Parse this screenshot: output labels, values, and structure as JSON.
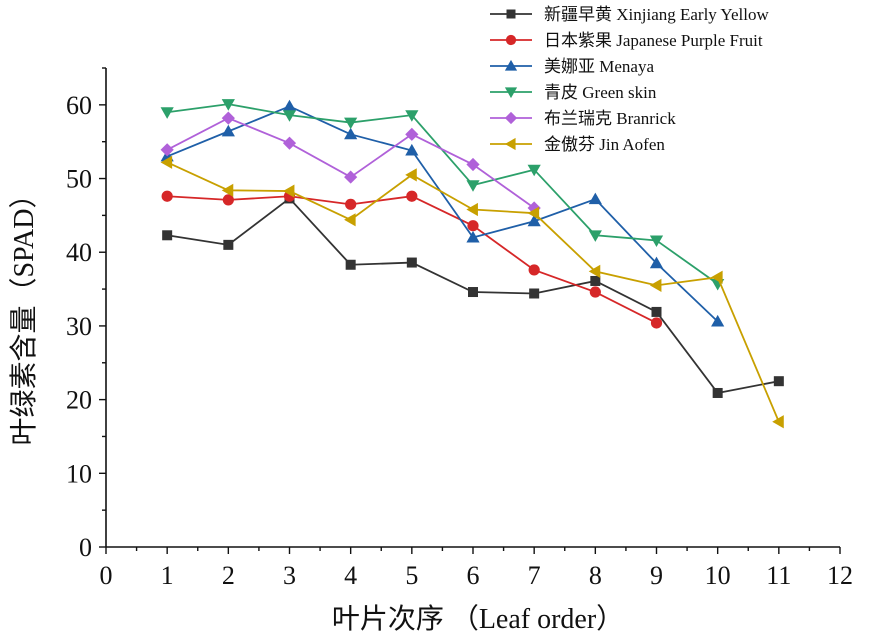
{
  "chart_data": {
    "type": "line",
    "xlabel": "叶片次序 （Leaf order）",
    "ylabel": "叶绿素含量（SPAD）",
    "xlim": [
      0,
      12
    ],
    "ylim": [
      0,
      65
    ],
    "xticks": [
      0,
      1,
      2,
      3,
      4,
      5,
      6,
      7,
      8,
      9,
      10,
      11,
      12
    ],
    "yticks": [
      0,
      10,
      20,
      30,
      40,
      50,
      60
    ],
    "grid": false,
    "legend_position": "top-right",
    "series": [
      {
        "name": "新疆早黄 Xinjiang Early Yellow",
        "color": "#333333",
        "marker": "square",
        "x": [
          1,
          2,
          3,
          4,
          5,
          6,
          7,
          8,
          9,
          10,
          11
        ],
        "y": [
          42.3,
          41.0,
          47.3,
          38.3,
          38.6,
          34.6,
          34.4,
          36.1,
          31.9,
          20.9,
          22.5
        ]
      },
      {
        "name": "日本紫果 Japanese Purple Fruit",
        "color": "#d62728",
        "marker": "circle",
        "x": [
          1,
          2,
          3,
          4,
          5,
          6,
          7,
          8,
          9
        ],
        "y": [
          47.6,
          47.1,
          47.6,
          46.5,
          47.6,
          43.6,
          37.6,
          34.6,
          30.4
        ]
      },
      {
        "name": "美娜亚 Menaya",
        "color": "#1f5fa8",
        "marker": "triangle-up",
        "x": [
          1,
          2,
          3,
          4,
          5,
          6,
          7,
          8,
          9,
          10
        ],
        "y": [
          53.0,
          56.4,
          59.8,
          56.0,
          53.8,
          42.0,
          44.2,
          47.2,
          38.5,
          30.6
        ]
      },
      {
        "name": "青皮 Green skin",
        "color": "#2ca06a",
        "marker": "triangle-down",
        "x": [
          1,
          2,
          3,
          4,
          5,
          6,
          7,
          8,
          9,
          10
        ],
        "y": [
          59.0,
          60.1,
          58.6,
          57.6,
          58.6,
          49.1,
          51.2,
          42.3,
          41.6,
          35.7
        ]
      },
      {
        "name": "布兰瑞克 Branrick",
        "color": "#b061d9",
        "marker": "diamond",
        "x": [
          1,
          2,
          3,
          4,
          5,
          6,
          7
        ],
        "y": [
          53.9,
          58.2,
          54.8,
          50.2,
          56.0,
          51.9,
          46.0
        ]
      },
      {
        "name": "金傲芬 Jin Aofen",
        "color": "#c8a000",
        "marker": "triangle-left",
        "x": [
          1,
          2,
          3,
          4,
          5,
          6,
          7,
          8,
          9,
          10,
          11
        ],
        "y": [
          52.2,
          48.4,
          48.3,
          44.4,
          50.5,
          45.8,
          45.3,
          37.4,
          35.5,
          36.6,
          17.0
        ]
      }
    ]
  }
}
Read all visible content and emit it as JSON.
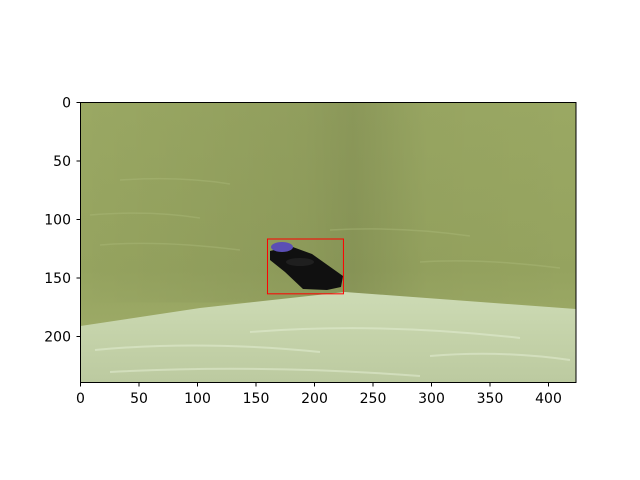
{
  "figure": {
    "x_ticks": [
      "0",
      "50",
      "100",
      "150",
      "200",
      "250",
      "300",
      "350",
      "400"
    ],
    "y_ticks": [
      "0",
      "50",
      "100",
      "150",
      "200"
    ],
    "x_range": [
      0,
      424
    ],
    "y_range": [
      0,
      240
    ]
  },
  "scene": {
    "description_free": true,
    "wall_color": "#97a563",
    "floor_color": "#c7d5ad",
    "object_color": "#111111",
    "object_cap_color": "#5b4fb5"
  },
  "annotation": {
    "box_color": "#ff0000",
    "box_data": {
      "x_min": 160,
      "y_min": 117,
      "x_max": 225,
      "y_max": 164
    }
  }
}
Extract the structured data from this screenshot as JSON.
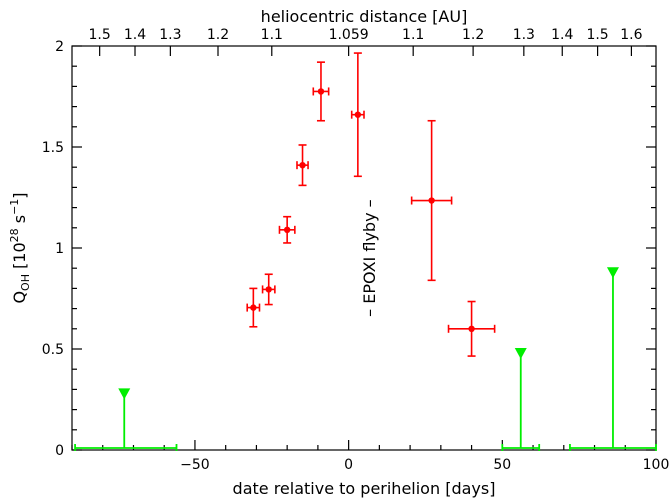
{
  "chart_data": {
    "type": "scatter",
    "title": "",
    "xlabel": "date relative to perihelion [days]",
    "ylabel_main": "Q",
    "ylabel_sub": "OH",
    "ylabel_unit_open": " [10",
    "ylabel_exp1": "28",
    "ylabel_unit_mid": " s",
    "ylabel_exp2": "−1",
    "ylabel_unit_close": "]",
    "top_xlabel": "heliocentric distance [AU]",
    "xlim": [
      -90,
      100
    ],
    "ylim": [
      0,
      2
    ],
    "x_ticks": [
      {
        "value": -50,
        "label": "−50"
      },
      {
        "value": 0,
        "label": "0"
      },
      {
        "value": 50,
        "label": "50"
      },
      {
        "value": 100,
        "label": "100"
      }
    ],
    "y_ticks": [
      {
        "value": 0,
        "label": "0"
      },
      {
        "value": 0.5,
        "label": "0.5"
      },
      {
        "value": 1,
        "label": "1"
      },
      {
        "value": 1.5,
        "label": "1.5"
      },
      {
        "value": 2,
        "label": "2"
      }
    ],
    "top_ticks": [
      {
        "x": -81,
        "label": "1.5"
      },
      {
        "x": -69.5,
        "label": "1.4"
      },
      {
        "x": -58,
        "label": "1.3"
      },
      {
        "x": -42.5,
        "label": "1.2"
      },
      {
        "x": -25,
        "label": "1.1"
      },
      {
        "x": 0,
        "label": "1.059"
      },
      {
        "x": 21,
        "label": "1.1"
      },
      {
        "x": 40.5,
        "label": "1.2"
      },
      {
        "x": 57,
        "label": "1.3"
      },
      {
        "x": 69.5,
        "label": "1.4"
      },
      {
        "x": 81,
        "label": "1.5"
      },
      {
        "x": 92,
        "label": "1.6"
      }
    ],
    "series": [
      {
        "color": "#ff0000",
        "points": [
          {
            "x": -31,
            "y": 0.705,
            "xerr": 2,
            "yerr_low": 0.095,
            "yerr_high": 0.095
          },
          {
            "x": -26,
            "y": 0.795,
            "xerr": 2,
            "yerr_low": 0.075,
            "yerr_high": 0.075
          },
          {
            "x": -20,
            "y": 1.09,
            "xerr": 2.5,
            "yerr_low": 0.065,
            "yerr_high": 0.065
          },
          {
            "x": -15,
            "y": 1.41,
            "xerr": 1.8,
            "yerr_low": 0.1,
            "yerr_high": 0.1
          },
          {
            "x": -9,
            "y": 1.775,
            "xerr": 2.5,
            "yerr_low": 0.145,
            "yerr_high": 0.145
          },
          {
            "x": 3,
            "y": 1.66,
            "xerr": 2,
            "yerr_low": 0.305,
            "yerr_high": 0.305
          },
          {
            "x": 27,
            "y": 1.235,
            "xerr": 6.5,
            "yerr_low": 0.395,
            "yerr_high": 0.395
          },
          {
            "x": 40,
            "y": 0.6,
            "xerr": 7.5,
            "yerr_low": 0.135,
            "yerr_high": 0.135
          }
        ]
      },
      {
        "color": "#00ee00",
        "marker": "upper-limit",
        "points": [
          {
            "x": -73,
            "y": 0.29,
            "xmin": -89,
            "xmax": -56
          },
          {
            "x": 56,
            "y": 0.49,
            "xmin": 50,
            "xmax": 62
          },
          {
            "x": 86,
            "y": 0.89,
            "xmin": 72,
            "xmax": 100
          }
        ]
      }
    ],
    "annotation": {
      "text": "– EPOXI flyby –",
      "x": 7,
      "y": 0.95,
      "rotation": -90
    },
    "grid": false,
    "legend": "none"
  }
}
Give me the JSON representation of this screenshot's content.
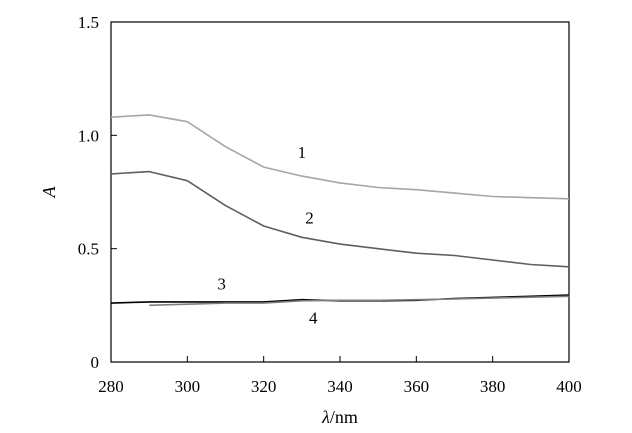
{
  "chart_data": {
    "type": "line",
    "xlabel_italic": "λ",
    "xlabel_rest": "/nm",
    "ylabel": "A",
    "xlim": [
      280,
      400
    ],
    "ylim": [
      0,
      1.5
    ],
    "xticks": [
      280,
      300,
      320,
      340,
      360,
      380,
      400
    ],
    "yticks": [
      0,
      0.5,
      1.0,
      1.5
    ],
    "ytick_labels": [
      "0",
      "0.5",
      "1.0",
      "1.5"
    ],
    "grid": false,
    "series": [
      {
        "name": "1",
        "color": "#a6a6a6",
        "x": [
          280,
          290,
          300,
          310,
          320,
          330,
          340,
          350,
          360,
          370,
          380,
          390,
          400
        ],
        "y": [
          1.08,
          1.09,
          1.06,
          0.95,
          0.86,
          0.82,
          0.79,
          0.77,
          0.76,
          0.745,
          0.73,
          0.725,
          0.72
        ],
        "label_at": [
          330,
          0.9
        ]
      },
      {
        "name": "2",
        "color": "#5f5f5f",
        "x": [
          280,
          290,
          300,
          310,
          320,
          330,
          340,
          350,
          360,
          370,
          380,
          390,
          400
        ],
        "y": [
          0.83,
          0.84,
          0.8,
          0.69,
          0.6,
          0.55,
          0.52,
          0.5,
          0.48,
          0.47,
          0.45,
          0.43,
          0.42
        ],
        "label_at": [
          332,
          0.61
        ]
      },
      {
        "name": "3",
        "color": "#000000",
        "x": [
          280,
          290,
          300,
          310,
          320,
          330,
          340,
          350,
          360,
          370,
          380,
          390,
          400
        ],
        "y": [
          0.26,
          0.265,
          0.265,
          0.265,
          0.265,
          0.275,
          0.27,
          0.27,
          0.272,
          0.28,
          0.285,
          0.29,
          0.295
        ],
        "label_at": [
          309,
          0.32
        ]
      },
      {
        "name": "4",
        "color": "#7f7f7f",
        "x": [
          290,
          300,
          310,
          320,
          330,
          340,
          350,
          360,
          370,
          380,
          390,
          400
        ],
        "y": [
          0.25,
          0.255,
          0.26,
          0.26,
          0.27,
          0.272,
          0.272,
          0.275,
          0.278,
          0.282,
          0.286,
          0.29
        ],
        "label_at": [
          333,
          0.17
        ]
      }
    ]
  }
}
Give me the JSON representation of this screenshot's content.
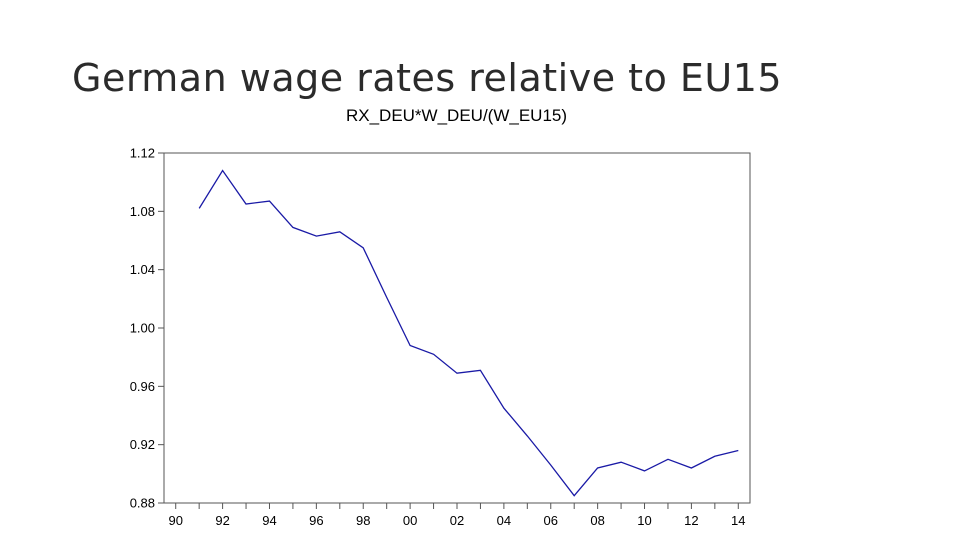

· · · · · · ·

EXERCISE - Search the entries for the word "JSON" and gather every line where it appears.

TASK ANSWER -
Parse this screenshot: output labels, values, and structure as JSON.
Read all visible content and emit it as JSON.
Extract the structured data from this screenshot as JSON.
Give me the JSON representation of this screenshot's content.
Give me the JSON representation of this screenshot's content.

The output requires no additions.